- _AIM OF THE TASK_: Return exactly the lines from the one containing "Extract the chart's" through the last line of the records below, both included, and leave out any pictures.

[Start of MATERIAL SUPPLIED]

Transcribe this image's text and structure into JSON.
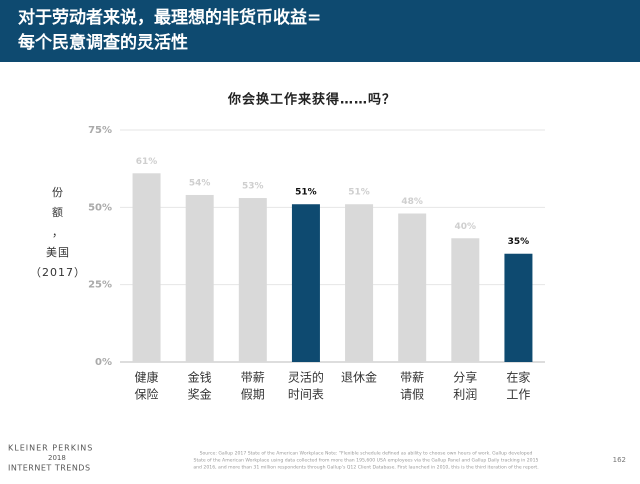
{
  "header": {
    "title_lines": [
      "对于劳动者来说，最理想的非货币收益=",
      "每个民意调查的灵活性"
    ]
  },
  "chart_data": {
    "type": "bar",
    "title": "你会换工作来获得……吗？",
    "y_label_lines": [
      "份",
      "额",
      "，",
      "美国",
      "（2017）"
    ],
    "categories": [
      [
        "健康",
        "保险"
      ],
      [
        "金钱",
        "奖金"
      ],
      [
        "带薪",
        "假期"
      ],
      [
        "灵活的",
        "时间表"
      ],
      [
        "退休金"
      ],
      [
        "带薪",
        "请假"
      ],
      [
        "分享",
        "利润"
      ],
      [
        "在家",
        "工作"
      ]
    ],
    "values": [
      61,
      54,
      53,
      51,
      51,
      48,
      40,
      35
    ],
    "value_labels": [
      "61%",
      "54%",
      "53%",
      "51%",
      "51%",
      "48%",
      "40%",
      "35%"
    ],
    "colors": [
      "#d9d9d9",
      "#d9d9d9",
      "#d9d9d9",
      "#0e4a70",
      "#d9d9d9",
      "#d9d9d9",
      "#d9d9d9",
      "#0e4a70"
    ],
    "highlight_color": "#0e4a70",
    "ylim": [
      0,
      75
    ],
    "yticks": [
      {
        "value": 0,
        "label": "0%"
      },
      {
        "value": 25,
        "label": "25%"
      },
      {
        "value": 50,
        "label": "50%"
      },
      {
        "value": 75,
        "label": "75%"
      }
    ],
    "grid": true
  },
  "footer": {
    "logo_lines": [
      "KLEINER PERKINS",
      "2018",
      "INTERNET TRENDS"
    ],
    "source_lines": [
      "Source: Gallup 2017 State of the American Workplace Note: \"Flexible schedule defined as ability to choose own hours of work. Gallup developed",
      "State of the American Workplace using data collected from more than 195,600 USA employees via the Gallup Panel and Gallup Daily tracking in 2015",
      "and 2016, and more than 31 million respondents through Gallup's Q12 Client Database. First launched in 2010, this is the third iteration of the report."
    ],
    "page": "162"
  }
}
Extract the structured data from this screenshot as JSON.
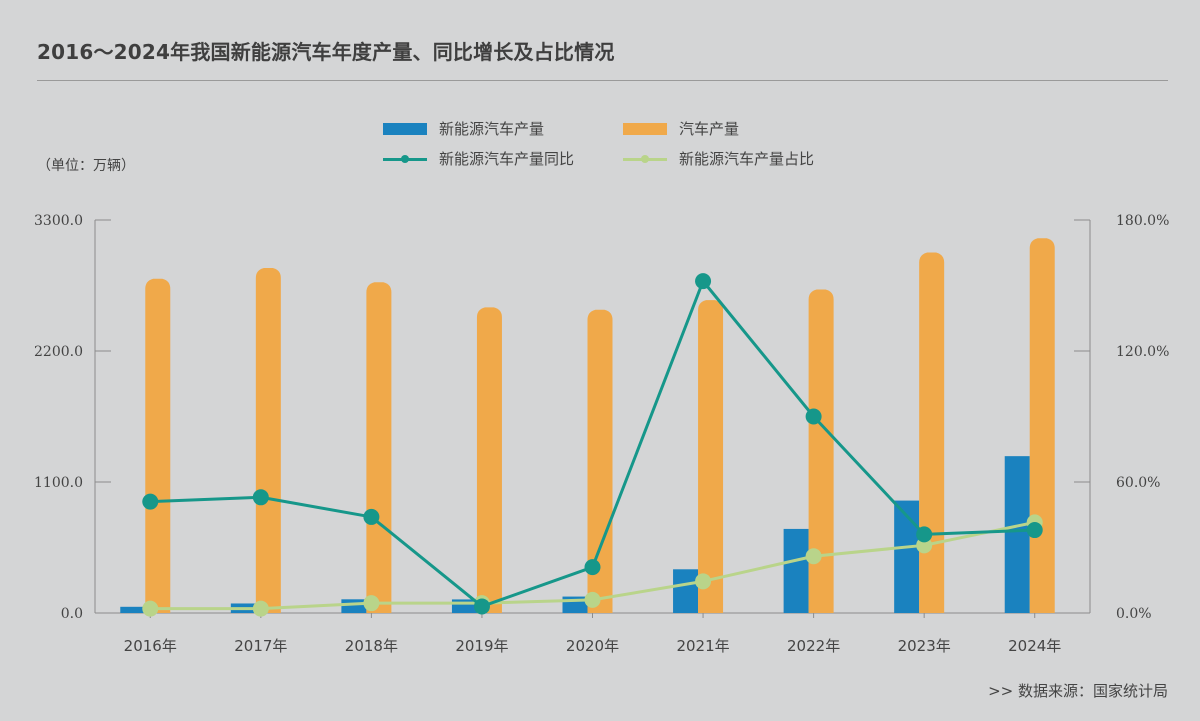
{
  "title": "2016～2024年我国新能源汽车年度产量、同比增长及占比情况",
  "unit_label": "（单位：万辆）",
  "source": ">>  数据来源：国家统计局",
  "colors": {
    "nev_bar": "#1a82bf",
    "car_bar": "#f0a94a",
    "yoy_line": "#16978a",
    "share_line": "#b9d48a",
    "axis": "#8c8c8c"
  },
  "chart_data": {
    "type": "bar+line",
    "categories": [
      "2016年",
      "2017年",
      "2018年",
      "2019年",
      "2020年",
      "2021年",
      "2022年",
      "2023年",
      "2024年"
    ],
    "left_axis": {
      "min": 0,
      "max": 3300,
      "ticks": [
        "0.0",
        "1100.0",
        "2200.0",
        "3300.0"
      ],
      "tick_values": [
        0,
        1100,
        2200,
        3300
      ]
    },
    "right_axis": {
      "min": 0,
      "max": 180,
      "ticks": [
        "0.0%",
        "60.0%",
        "120.0%",
        "180.0%"
      ],
      "tick_values": [
        0,
        60,
        120,
        180
      ]
    },
    "series": [
      {
        "name": "新能源汽车产量",
        "kind": "bar",
        "axis": "left",
        "values": [
          52,
          80,
          115,
          114,
          138,
          367,
          706,
          944,
          1317
        ]
      },
      {
        "name": "汽车产量",
        "kind": "bar",
        "axis": "left",
        "values": [
          2790,
          2880,
          2760,
          2550,
          2530,
          2610,
          2700,
          3010,
          3130
        ]
      },
      {
        "name": "新能源汽车产量同比",
        "kind": "line",
        "axis": "right",
        "values": [
          51,
          53,
          44,
          3,
          21,
          152,
          90,
          36,
          38
        ]
      },
      {
        "name": "新能源汽车产量占比",
        "kind": "line",
        "axis": "right",
        "values": [
          2,
          2,
          4.5,
          4.5,
          6,
          14.5,
          26,
          31,
          41.5
        ]
      }
    ]
  }
}
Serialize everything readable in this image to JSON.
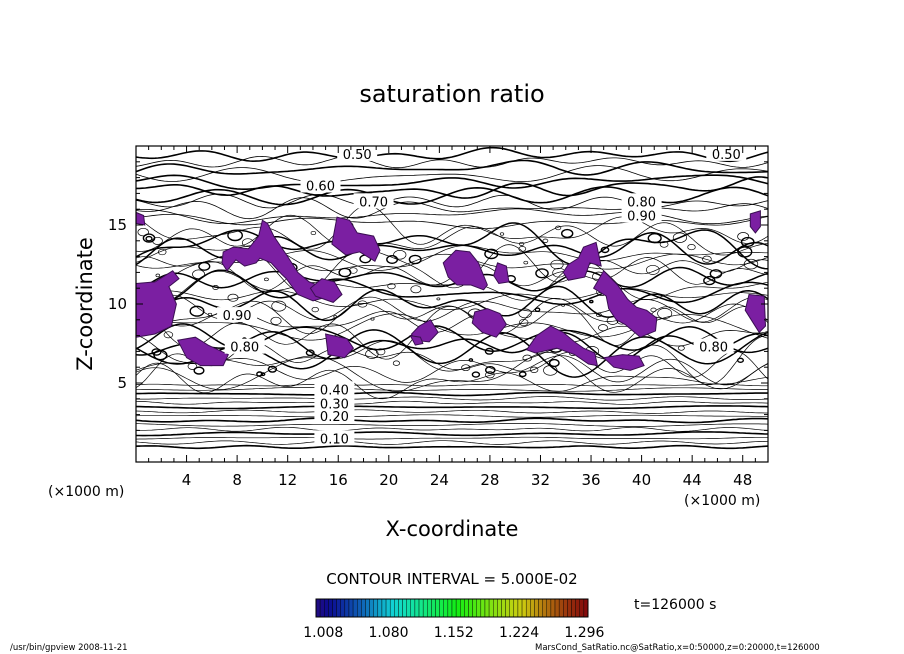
{
  "chart_data": {
    "type": "contour",
    "title": "saturation ratio",
    "xlabel": "X-coordinate",
    "ylabel": "Z-coordinate",
    "x_unit_label": "(×1000 m)",
    "y_unit_label": "(×1000 m)",
    "xlim": [
      0,
      50
    ],
    "ylim": [
      0,
      20
    ],
    "x_ticks": [
      4,
      8,
      12,
      16,
      20,
      24,
      28,
      32,
      36,
      40,
      44,
      48
    ],
    "y_ticks": [
      5,
      10,
      15
    ],
    "contour_interval_text": "CONTOUR INTERVAL = 5.000E-02",
    "time_label": "t=126000 s",
    "colorbar_ticks": [
      "1.008",
      "1.080",
      "1.152",
      "1.224",
      "1.296"
    ],
    "colorbar_range": [
      1.0,
      1.3
    ],
    "contour_labels": [
      {
        "text": "0.10",
        "x": 15.7,
        "z": 1.5
      },
      {
        "text": "0.20",
        "x": 15.7,
        "z": 2.9
      },
      {
        "text": "0.30",
        "x": 15.7,
        "z": 3.7
      },
      {
        "text": "0.40",
        "x": 15.7,
        "z": 4.6
      },
      {
        "text": "0.50",
        "x": 17.5,
        "z": 19.5
      },
      {
        "text": "0.50",
        "x": 46.7,
        "z": 19.5
      },
      {
        "text": "0.60",
        "x": 14.6,
        "z": 17.5
      },
      {
        "text": "0.70",
        "x": 18.8,
        "z": 16.5
      },
      {
        "text": "0.80",
        "x": 40.0,
        "z": 16.5
      },
      {
        "text": "0.90",
        "x": 40.0,
        "z": 15.6
      },
      {
        "text": "0.90",
        "x": 8.0,
        "z": 9.3
      },
      {
        "text": "0.80",
        "x": 8.6,
        "z": 7.3
      },
      {
        "text": "0.80",
        "x": 45.7,
        "z": 7.3
      }
    ],
    "supersaturated_regions": [
      {
        "x": [
          0.0,
          1.5,
          2.8,
          3.2,
          2.6,
          3.4,
          2.9,
          1.5,
          0.0
        ],
        "z": [
          7.9,
          8.1,
          8.6,
          10.0,
          11.1,
          11.6,
          12.1,
          11.4,
          11.3
        ]
      },
      {
        "x": [
          6.9,
          7.7,
          8.9,
          9.7,
          10.0,
          10.4,
          10.9,
          12.0,
          12.8,
          13.7,
          14.7,
          14.9,
          14.0,
          12.8,
          11.9,
          11.5,
          10.7,
          9.8,
          9.5,
          8.6,
          7.9,
          7.2,
          6.8
        ],
        "z": [
          13.3,
          13.6,
          13.5,
          14.3,
          15.3,
          15.1,
          14.3,
          13.0,
          12.0,
          11.4,
          11.1,
          10.4,
          10.2,
          10.6,
          11.6,
          11.9,
          12.6,
          12.9,
          12.6,
          12.4,
          12.8,
          12.1,
          12.6
        ]
      },
      {
        "x": [
          15.9,
          16.9,
          17.5,
          18.8,
          19.3,
          18.9,
          17.7,
          16.6,
          15.5
        ],
        "z": [
          15.5,
          15.3,
          14.5,
          14.3,
          13.4,
          12.7,
          13.3,
          13.1,
          13.8
        ]
      },
      {
        "x": [
          25.3,
          26.4,
          27.1,
          27.8,
          27.5,
          26.5,
          25.4,
          24.7,
          24.3,
          24.8
        ],
        "z": [
          13.4,
          13.3,
          12.6,
          11.2,
          10.9,
          11.2,
          11.2,
          11.7,
          12.6,
          13.0
        ]
      },
      {
        "x": [
          28.6,
          29.3,
          29.5,
          28.7,
          28.3
        ],
        "z": [
          12.6,
          12.4,
          11.4,
          11.3,
          11.8
        ]
      },
      {
        "x": [
          34.2,
          35.0,
          35.4,
          36.4,
          36.8,
          35.9,
          35.5,
          34.2,
          33.8
        ],
        "z": [
          12.5,
          12.9,
          13.6,
          13.9,
          12.4,
          12.6,
          11.7,
          11.5,
          12.0
        ]
      },
      {
        "x": [
          48.6,
          49.4,
          49.4,
          49.0,
          48.6
        ],
        "z": [
          15.7,
          15.9,
          14.9,
          14.5,
          14.9
        ]
      },
      {
        "x": [
          0.0,
          0.6,
          0.7,
          0.0
        ],
        "z": [
          15.8,
          15.6,
          15.0,
          15.1
        ]
      },
      {
        "x": [
          31.7,
          32.8,
          33.8,
          34.7,
          35.4,
          36.3,
          36.5,
          35.8,
          34.7,
          33.3,
          31.6,
          30.9
        ],
        "z": [
          8.0,
          8.6,
          8.2,
          7.6,
          7.2,
          6.9,
          6.1,
          6.2,
          6.8,
          7.2,
          6.9,
          7.1
        ]
      },
      {
        "x": [
          36.2,
          37.0,
          38.1,
          38.9,
          39.6,
          40.4,
          41.2,
          41.1,
          39.9,
          38.7,
          38.0,
          37.4,
          37.2
        ],
        "z": [
          11.0,
          12.1,
          11.2,
          10.3,
          9.8,
          9.6,
          9.1,
          8.3,
          7.9,
          8.7,
          9.0,
          9.7,
          10.5
        ]
      },
      {
        "x": [
          48.5,
          49.7,
          49.8,
          49.3,
          48.2
        ],
        "z": [
          10.6,
          10.5,
          8.6,
          8.2,
          9.6
        ]
      },
      {
        "x": [
          22.0,
          23.2,
          23.9,
          23.3,
          22.4,
          21.8
        ],
        "z": [
          7.7,
          7.6,
          8.2,
          9.0,
          8.6,
          8.1
        ]
      },
      {
        "x": [
          26.8,
          27.8,
          28.8,
          29.3,
          28.5,
          27.4,
          26.6
        ],
        "z": [
          9.5,
          9.7,
          9.4,
          8.7,
          7.9,
          8.2,
          8.8
        ]
      },
      {
        "x": [
          14.2,
          15.6,
          16.3,
          15.7,
          14.7,
          13.8
        ],
        "z": [
          10.5,
          10.1,
          10.6,
          11.4,
          11.6,
          11.0
        ]
      },
      {
        "x": [
          15.0,
          16.7,
          17.2,
          16.5,
          15.2
        ],
        "z": [
          8.1,
          7.8,
          7.2,
          6.6,
          6.8
        ]
      },
      {
        "x": [
          3.3,
          4.7,
          5.7,
          7.3,
          6.9,
          5.1,
          4.0
        ],
        "z": [
          7.7,
          7.9,
          7.4,
          6.8,
          6.1,
          6.1,
          6.6
        ]
      },
      {
        "x": [
          37.0,
          38.5,
          39.8,
          40.2,
          39.1,
          37.8
        ],
        "z": [
          6.6,
          6.8,
          6.7,
          6.1,
          5.8,
          6.0
        ]
      },
      {
        "x": [
          21.7,
          22.5,
          22.7,
          22.1
        ],
        "z": [
          8.0,
          7.9,
          7.5,
          7.4
        ]
      }
    ],
    "colors": {
      "region": "#7b1fa2",
      "region_outline": "#3a0f52",
      "patch": "#5a4ab8"
    }
  },
  "footer": {
    "left": "/usr/bin/gpview  2008-11-21",
    "right": "MarsCond_SatRatio.nc@SatRatio,x=0:50000,z=0:20000,t=126000"
  }
}
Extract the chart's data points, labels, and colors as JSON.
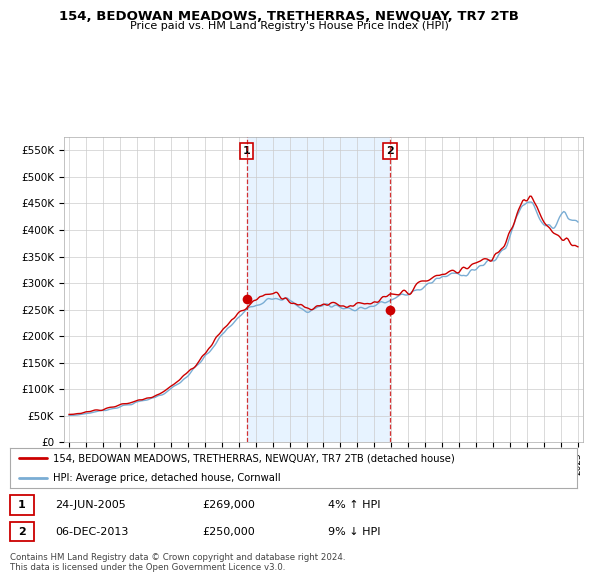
{
  "title": "154, BEDOWAN MEADOWS, TRETHERRAS, NEWQUAY, TR7 2TB",
  "subtitle": "Price paid vs. HM Land Registry's House Price Index (HPI)",
  "ylabel_ticks": [
    "£0",
    "£50K",
    "£100K",
    "£150K",
    "£200K",
    "£250K",
    "£300K",
    "£350K",
    "£400K",
    "£450K",
    "£500K",
    "£550K"
  ],
  "ytick_values": [
    0,
    50000,
    100000,
    150000,
    200000,
    250000,
    300000,
    350000,
    400000,
    450000,
    500000,
    550000
  ],
  "ylim": [
    0,
    575000
  ],
  "xlim_start": 1994.7,
  "xlim_end": 2025.3,
  "hpi_color": "#7aadd4",
  "price_color": "#cc0000",
  "shade_color": "#ddeeff",
  "marker1_date": 2005.48,
  "marker1_value": 269000,
  "marker2_date": 2013.92,
  "marker2_value": 250000,
  "transaction1_date": "24-JUN-2005",
  "transaction1_price": "£269,000",
  "transaction1_hpi": "4% ↑ HPI",
  "transaction2_date": "06-DEC-2013",
  "transaction2_price": "£250,000",
  "transaction2_hpi": "9% ↓ HPI",
  "legend_label1": "154, BEDOWAN MEADOWS, TRETHERRAS, NEWQUAY, TR7 2TB (detached house)",
  "legend_label2": "HPI: Average price, detached house, Cornwall",
  "footer": "Contains HM Land Registry data © Crown copyright and database right 2024.\nThis data is licensed under the Open Government Licence v3.0.",
  "background_color": "#ffffff",
  "grid_color": "#cccccc"
}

[End of MATERIAL SUPPLIED]

- _FINISHED EXERCISE_:
Extract the chart's data points, labels, and colors as JSON.
{
  "title": "154, BEDOWAN MEADOWS, TRETHERRAS, NEWQUAY, TR7 2TB",
  "subtitle": "Price paid vs. HM Land Registry's House Price Index (HPI)",
  "ylabel_ticks": [
    "£0",
    "£50K",
    "£100K",
    "£150K",
    "£200K",
    "£250K",
    "£300K",
    "£350K",
    "£400K",
    "£450K",
    "£500K",
    "£550K"
  ],
  "ytick_values": [
    0,
    50000,
    100000,
    150000,
    200000,
    250000,
    300000,
    350000,
    400000,
    450000,
    500000,
    550000
  ],
  "ylim": [
    0,
    575000
  ],
  "xlim_start": 1994.7,
  "xlim_end": 2025.3,
  "hpi_color": "#7aadd4",
  "price_color": "#cc0000",
  "shade_color": "#ddeeff",
  "marker1_date": 2005.48,
  "marker1_value": 269000,
  "marker2_date": 2013.92,
  "marker2_value": 250000,
  "transaction1_date": "24-JUN-2005",
  "transaction1_price": "£269,000",
  "transaction1_hpi": "4% ↑ HPI",
  "transaction2_date": "06-DEC-2013",
  "transaction2_price": "£250,000",
  "transaction2_hpi": "9% ↓ HPI",
  "legend_label1": "154, BEDOWAN MEADOWS, TRETHERRAS, NEWQUAY, TR7 2TB (detached house)",
  "legend_label2": "HPI: Average price, detached house, Cornwall",
  "footer": "Contains HM Land Registry data © Crown copyright and database right 2024.\nThis data is licensed under the Open Government Licence v3.0.",
  "background_color": "#ffffff",
  "grid_color": "#cccccc"
}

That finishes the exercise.